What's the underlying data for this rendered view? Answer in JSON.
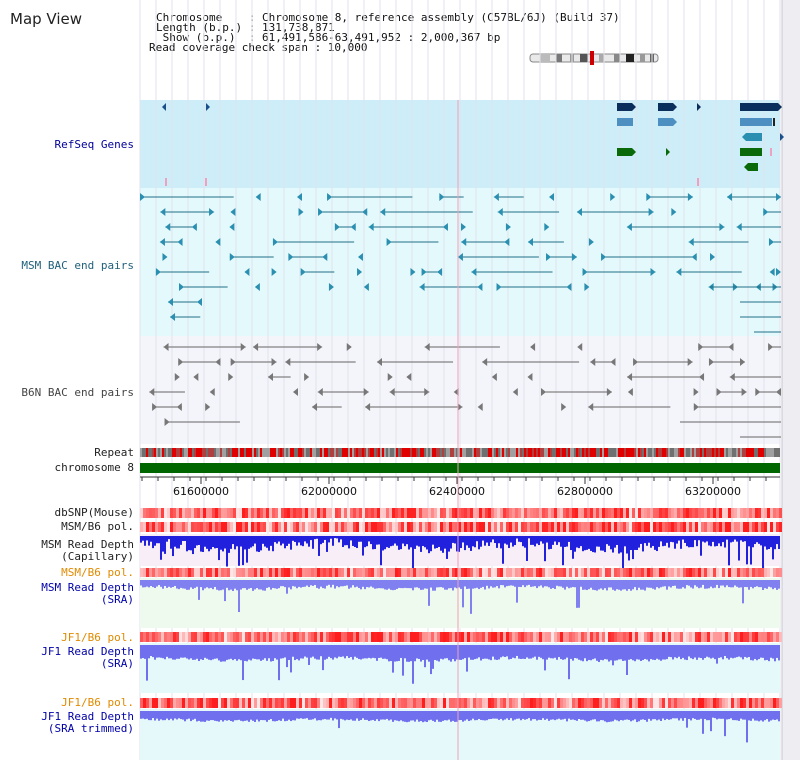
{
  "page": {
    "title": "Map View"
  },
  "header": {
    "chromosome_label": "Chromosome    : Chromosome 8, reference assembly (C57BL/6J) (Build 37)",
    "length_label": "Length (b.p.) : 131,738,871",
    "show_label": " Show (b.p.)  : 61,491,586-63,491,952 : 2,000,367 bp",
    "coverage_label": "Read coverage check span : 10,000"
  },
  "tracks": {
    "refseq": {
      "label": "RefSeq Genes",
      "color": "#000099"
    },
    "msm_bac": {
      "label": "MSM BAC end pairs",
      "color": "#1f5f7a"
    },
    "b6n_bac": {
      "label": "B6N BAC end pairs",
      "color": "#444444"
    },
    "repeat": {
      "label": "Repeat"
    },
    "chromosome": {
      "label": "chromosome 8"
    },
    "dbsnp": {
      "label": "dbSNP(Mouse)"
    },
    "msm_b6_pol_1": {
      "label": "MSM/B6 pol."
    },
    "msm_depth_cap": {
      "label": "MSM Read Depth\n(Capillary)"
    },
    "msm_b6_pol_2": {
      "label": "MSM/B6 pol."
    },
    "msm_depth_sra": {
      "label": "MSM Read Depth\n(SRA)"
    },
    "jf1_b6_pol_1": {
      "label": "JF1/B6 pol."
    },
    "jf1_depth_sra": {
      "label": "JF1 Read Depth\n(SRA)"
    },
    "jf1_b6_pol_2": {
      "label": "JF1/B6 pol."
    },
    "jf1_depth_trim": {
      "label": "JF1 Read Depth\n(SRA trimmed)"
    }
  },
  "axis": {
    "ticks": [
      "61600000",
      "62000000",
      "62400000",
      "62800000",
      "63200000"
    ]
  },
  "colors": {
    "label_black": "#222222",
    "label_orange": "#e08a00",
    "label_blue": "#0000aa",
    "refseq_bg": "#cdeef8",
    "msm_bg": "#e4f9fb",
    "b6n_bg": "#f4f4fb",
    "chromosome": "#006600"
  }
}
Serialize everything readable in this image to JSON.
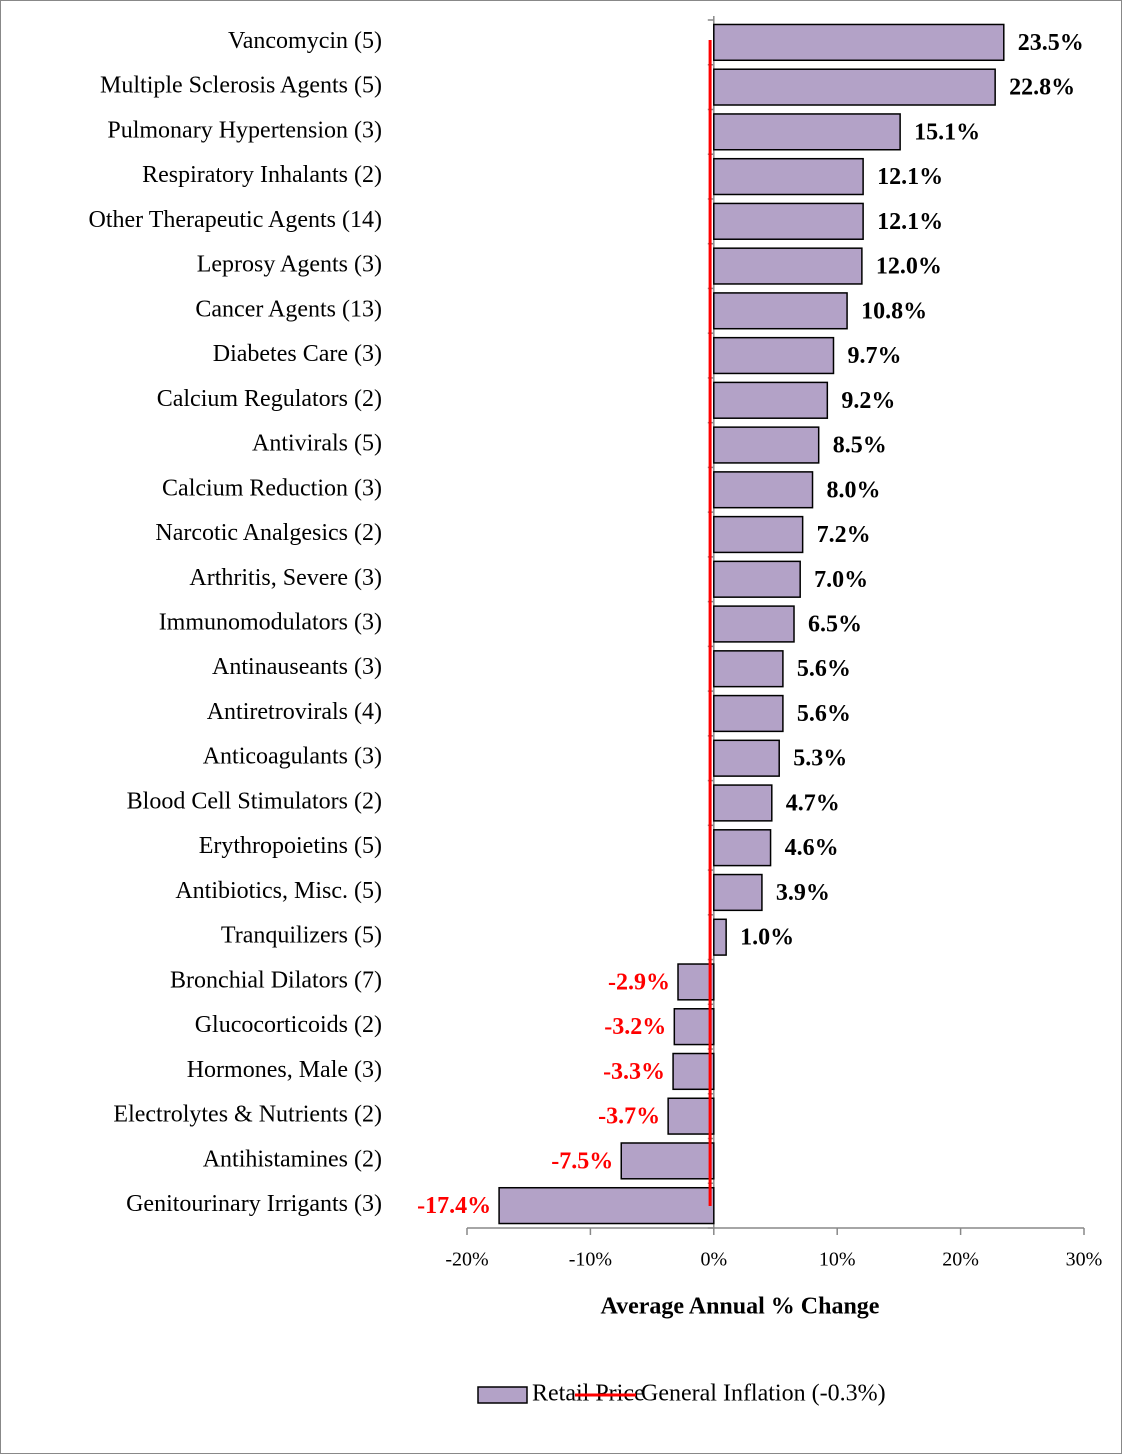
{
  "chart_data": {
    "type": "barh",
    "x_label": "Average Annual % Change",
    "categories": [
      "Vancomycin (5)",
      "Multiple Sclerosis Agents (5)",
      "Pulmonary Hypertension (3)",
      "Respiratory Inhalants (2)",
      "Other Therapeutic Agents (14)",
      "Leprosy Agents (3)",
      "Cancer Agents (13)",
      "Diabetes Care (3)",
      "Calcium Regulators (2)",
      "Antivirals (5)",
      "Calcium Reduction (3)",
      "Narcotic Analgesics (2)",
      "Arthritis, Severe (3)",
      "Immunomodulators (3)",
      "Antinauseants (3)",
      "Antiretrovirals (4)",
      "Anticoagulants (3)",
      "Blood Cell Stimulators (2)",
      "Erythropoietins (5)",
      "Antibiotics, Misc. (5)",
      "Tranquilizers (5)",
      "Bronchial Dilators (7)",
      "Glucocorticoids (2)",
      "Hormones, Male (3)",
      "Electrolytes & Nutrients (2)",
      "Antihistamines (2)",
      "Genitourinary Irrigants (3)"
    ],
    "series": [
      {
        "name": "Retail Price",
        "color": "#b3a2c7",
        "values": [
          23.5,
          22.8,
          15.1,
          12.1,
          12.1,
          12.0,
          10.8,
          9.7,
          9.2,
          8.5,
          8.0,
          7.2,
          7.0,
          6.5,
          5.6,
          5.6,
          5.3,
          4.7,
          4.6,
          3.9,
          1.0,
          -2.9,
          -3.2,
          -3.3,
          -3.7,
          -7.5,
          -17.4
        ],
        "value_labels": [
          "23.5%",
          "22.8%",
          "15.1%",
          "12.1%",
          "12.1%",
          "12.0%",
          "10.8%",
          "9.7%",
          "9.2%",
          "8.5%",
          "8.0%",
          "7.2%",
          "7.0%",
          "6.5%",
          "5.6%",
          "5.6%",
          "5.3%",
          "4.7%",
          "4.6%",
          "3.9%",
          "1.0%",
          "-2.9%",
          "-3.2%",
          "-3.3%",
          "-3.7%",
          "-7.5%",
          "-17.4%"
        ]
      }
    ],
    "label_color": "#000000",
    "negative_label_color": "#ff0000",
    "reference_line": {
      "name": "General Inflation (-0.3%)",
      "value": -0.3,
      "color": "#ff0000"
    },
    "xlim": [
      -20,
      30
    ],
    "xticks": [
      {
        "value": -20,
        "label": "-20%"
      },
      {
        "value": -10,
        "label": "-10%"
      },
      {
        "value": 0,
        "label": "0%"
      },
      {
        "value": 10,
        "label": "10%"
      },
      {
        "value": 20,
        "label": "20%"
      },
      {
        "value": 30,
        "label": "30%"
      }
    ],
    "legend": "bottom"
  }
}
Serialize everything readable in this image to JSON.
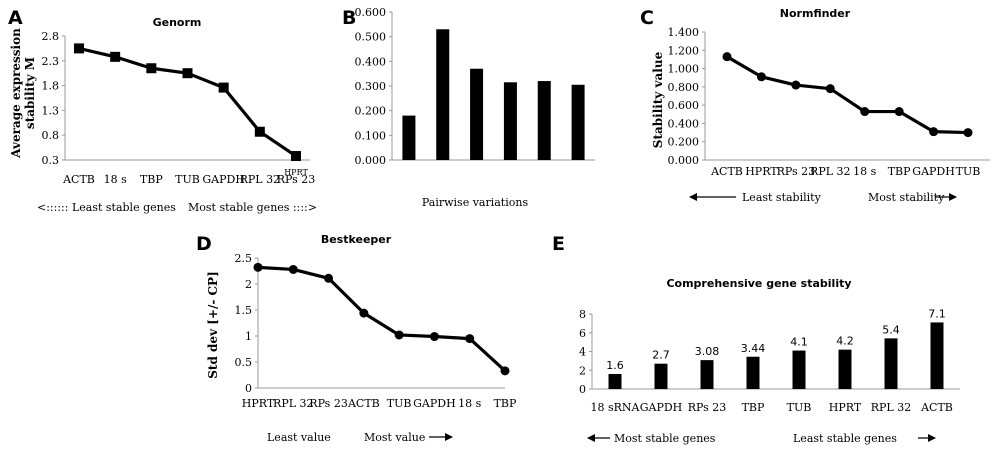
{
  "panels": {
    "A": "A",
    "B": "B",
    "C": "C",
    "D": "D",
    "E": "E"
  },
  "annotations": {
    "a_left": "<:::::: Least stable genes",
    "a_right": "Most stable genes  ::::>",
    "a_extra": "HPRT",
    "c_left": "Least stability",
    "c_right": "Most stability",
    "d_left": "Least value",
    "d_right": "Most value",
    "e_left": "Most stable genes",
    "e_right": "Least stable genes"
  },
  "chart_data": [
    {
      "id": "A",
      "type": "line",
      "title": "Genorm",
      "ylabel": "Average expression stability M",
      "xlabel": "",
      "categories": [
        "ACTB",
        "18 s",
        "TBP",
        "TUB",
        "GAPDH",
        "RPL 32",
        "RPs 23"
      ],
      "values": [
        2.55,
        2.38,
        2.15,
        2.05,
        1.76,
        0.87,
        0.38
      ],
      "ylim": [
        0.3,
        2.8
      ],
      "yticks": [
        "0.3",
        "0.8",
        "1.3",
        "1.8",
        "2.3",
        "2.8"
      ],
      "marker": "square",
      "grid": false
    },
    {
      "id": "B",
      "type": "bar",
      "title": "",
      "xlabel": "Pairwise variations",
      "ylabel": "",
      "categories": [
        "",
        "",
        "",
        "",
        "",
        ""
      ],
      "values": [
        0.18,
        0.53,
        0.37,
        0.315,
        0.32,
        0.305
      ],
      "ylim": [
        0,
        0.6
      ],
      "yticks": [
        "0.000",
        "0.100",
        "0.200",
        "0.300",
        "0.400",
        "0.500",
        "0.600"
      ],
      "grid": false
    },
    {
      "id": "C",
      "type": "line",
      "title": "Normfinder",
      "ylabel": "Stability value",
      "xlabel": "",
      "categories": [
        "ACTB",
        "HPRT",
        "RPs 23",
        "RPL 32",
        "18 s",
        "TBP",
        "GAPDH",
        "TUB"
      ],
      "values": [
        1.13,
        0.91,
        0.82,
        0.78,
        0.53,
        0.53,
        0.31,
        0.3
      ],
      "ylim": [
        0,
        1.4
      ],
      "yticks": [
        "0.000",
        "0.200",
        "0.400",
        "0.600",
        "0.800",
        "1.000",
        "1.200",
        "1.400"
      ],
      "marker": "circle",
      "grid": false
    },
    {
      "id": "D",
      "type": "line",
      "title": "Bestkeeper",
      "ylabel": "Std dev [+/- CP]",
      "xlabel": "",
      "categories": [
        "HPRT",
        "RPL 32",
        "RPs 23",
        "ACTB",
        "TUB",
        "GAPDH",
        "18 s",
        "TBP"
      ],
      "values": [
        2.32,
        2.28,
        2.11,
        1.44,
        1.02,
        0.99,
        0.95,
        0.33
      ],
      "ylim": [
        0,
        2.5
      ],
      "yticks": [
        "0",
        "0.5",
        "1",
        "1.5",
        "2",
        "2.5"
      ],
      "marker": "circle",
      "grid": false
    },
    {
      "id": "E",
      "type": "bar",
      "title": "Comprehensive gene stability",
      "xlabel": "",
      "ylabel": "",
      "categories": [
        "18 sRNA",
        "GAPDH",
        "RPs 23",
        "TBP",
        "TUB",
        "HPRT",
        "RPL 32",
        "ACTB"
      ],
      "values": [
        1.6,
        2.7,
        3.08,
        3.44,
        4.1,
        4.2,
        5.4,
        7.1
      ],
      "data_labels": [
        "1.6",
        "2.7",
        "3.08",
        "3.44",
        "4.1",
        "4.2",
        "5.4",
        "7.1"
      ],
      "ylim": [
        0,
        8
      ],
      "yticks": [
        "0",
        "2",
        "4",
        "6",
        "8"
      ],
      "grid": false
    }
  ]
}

REQUIRED WORK: Whenever the string "Agents" turns up in a line above, copy that line out.

SOLUTION:
      "Multiple Sclerosis Agents (5)",
      "Other Therapeutic Agents (14)",
      "Leprosy Agents (3)",
      "Cancer Agents (13)",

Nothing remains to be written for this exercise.